Written problem ▸
In the data that follows, count every line holding the string "怀化市住房公积金管理中心关于调整" and give the count alone.

Source data:
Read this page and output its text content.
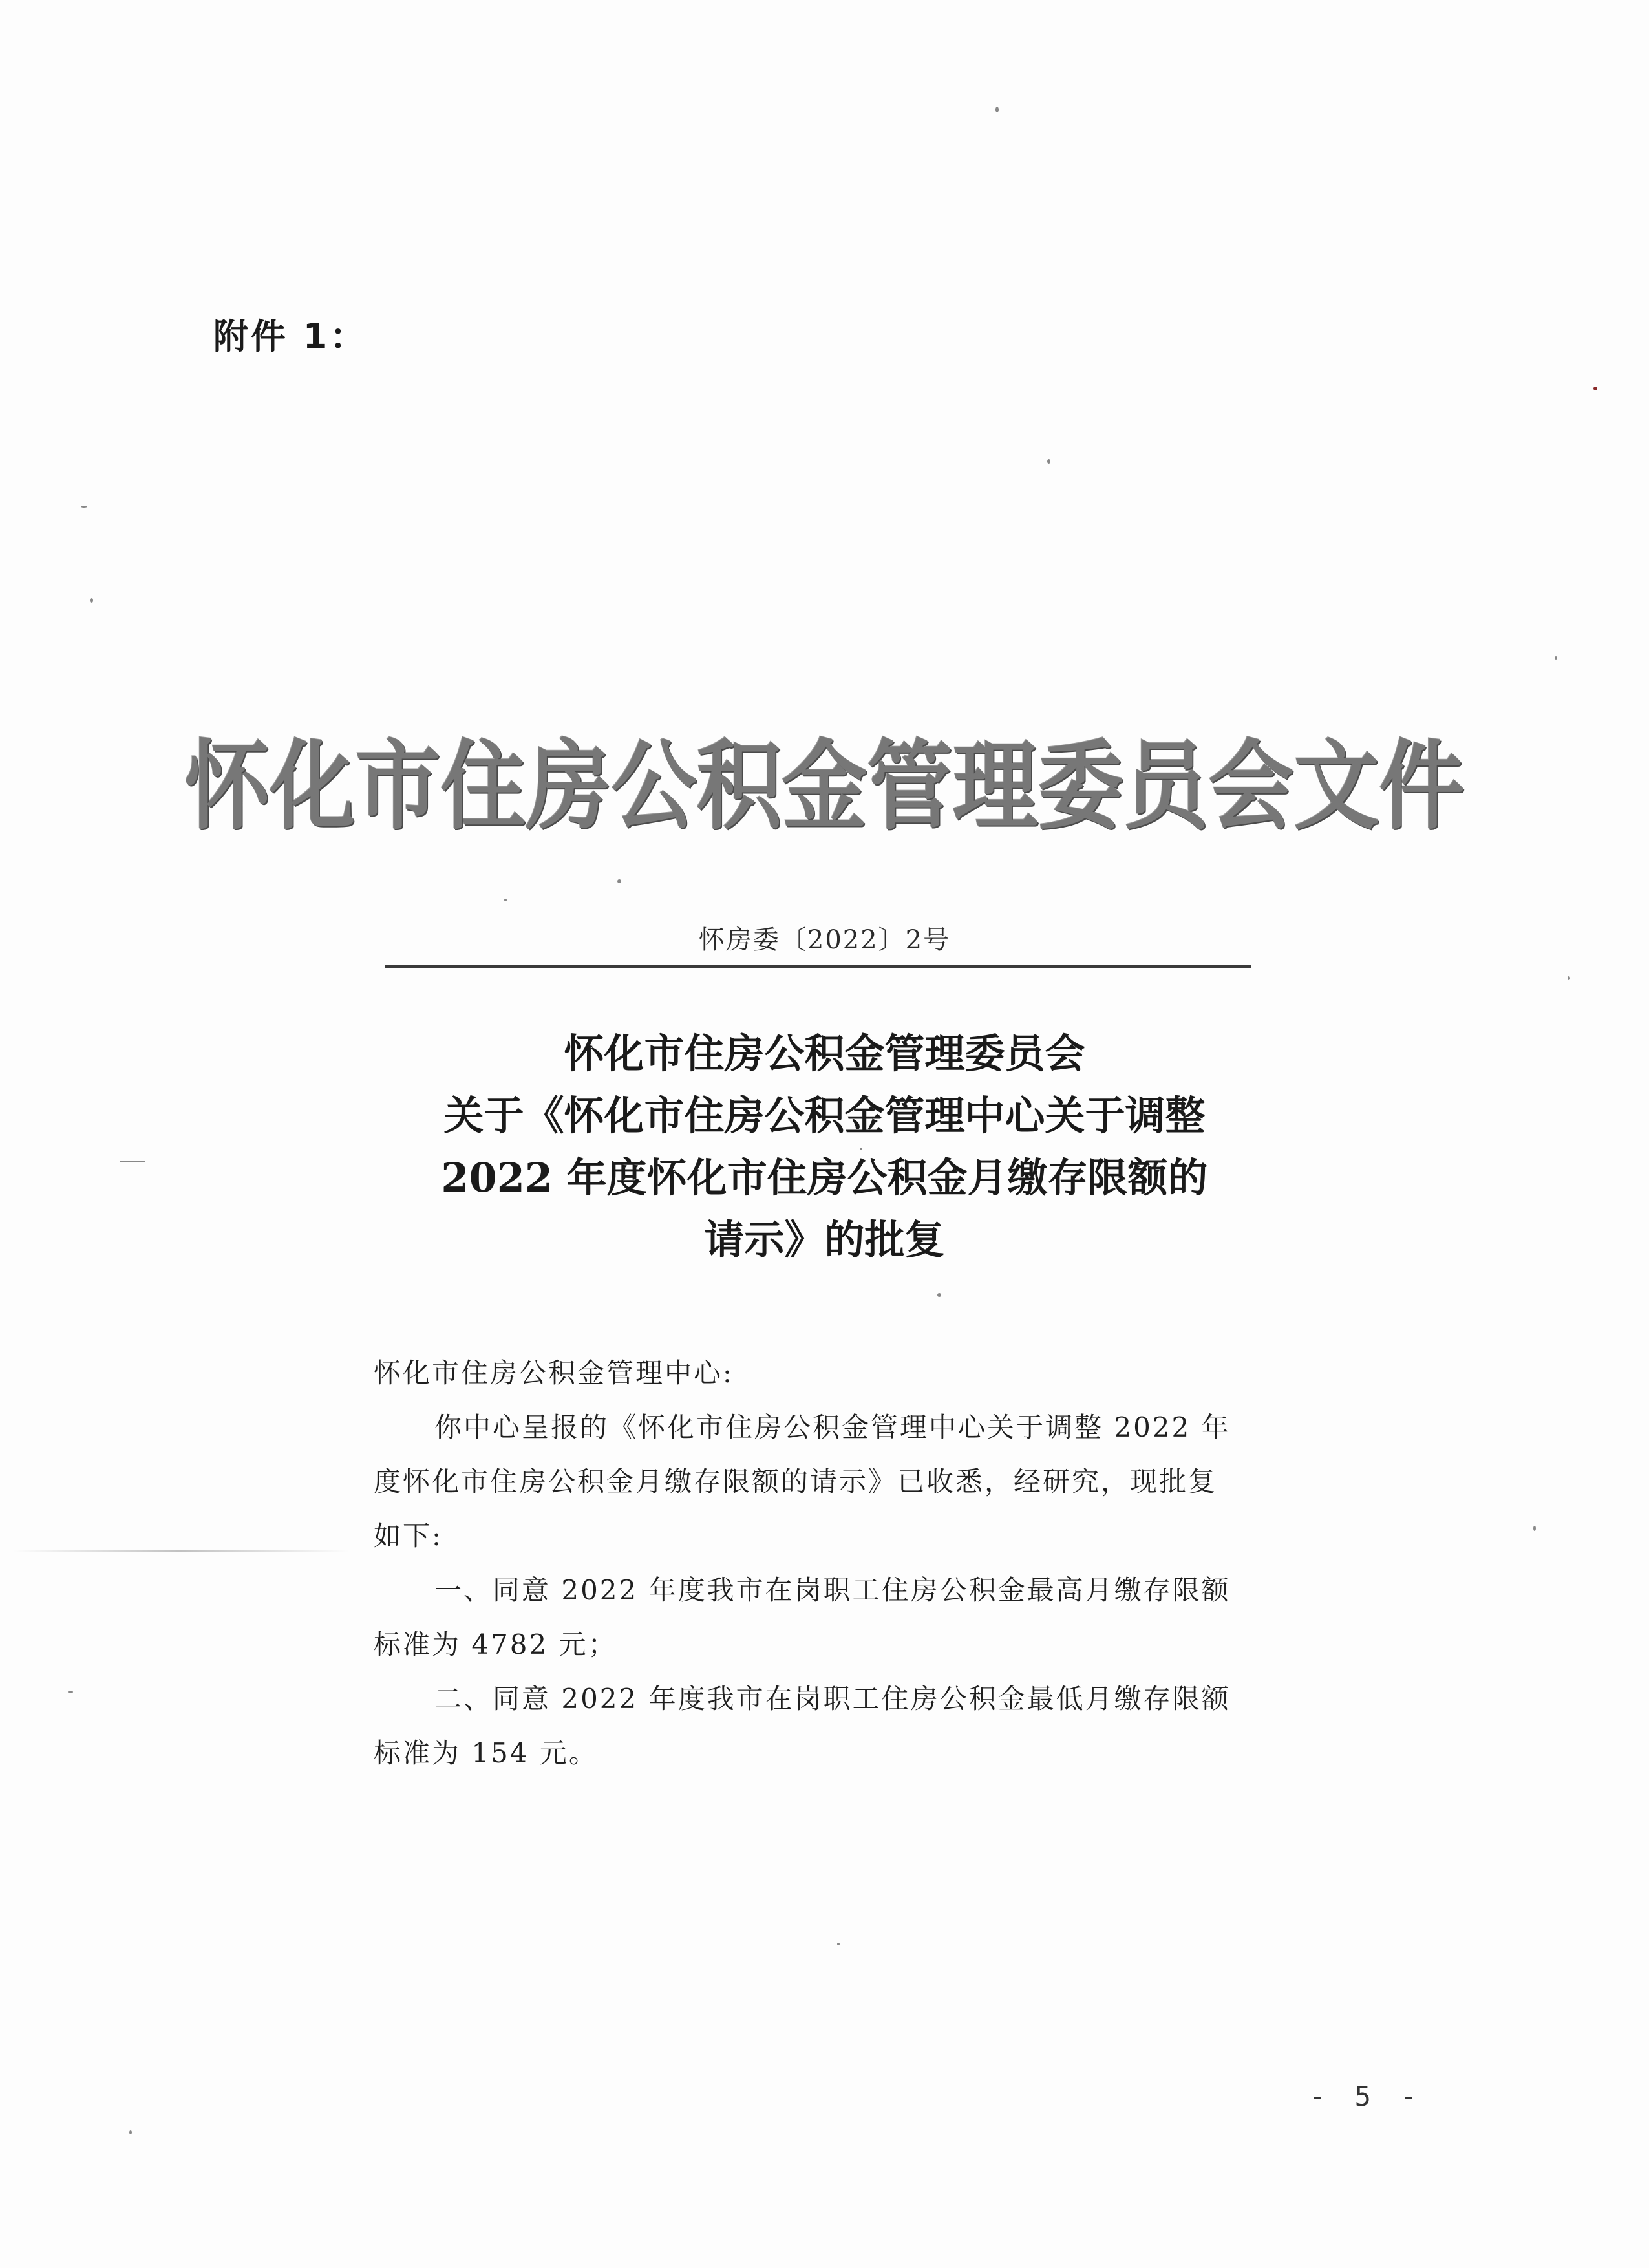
附件 1：
怀化市住房公积金管理委员会文件
怀房委〔2022〕2号
怀化市住房公积金管理委员会
关于《怀化市住房公积金管理中心关于调整
2022 年度怀化市住房公积金月缴存限额的
请示》的批复

怀化市住房公积金管理中心:

你中心呈报的《怀化市住房公积金管理中心关于调整 2022 年度怀化市住房公积金月缴存限额的请示》已收悉，经研究，现批复如下:

一、同意 2022 年度我市在岗职工住房公积金最高月缴存限额标准为 4782 元；

二、同意 2022 年度我市在岗职工住房公积金最低月缴存限额标准为 154 元。

- 5 -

Written solution ▸
2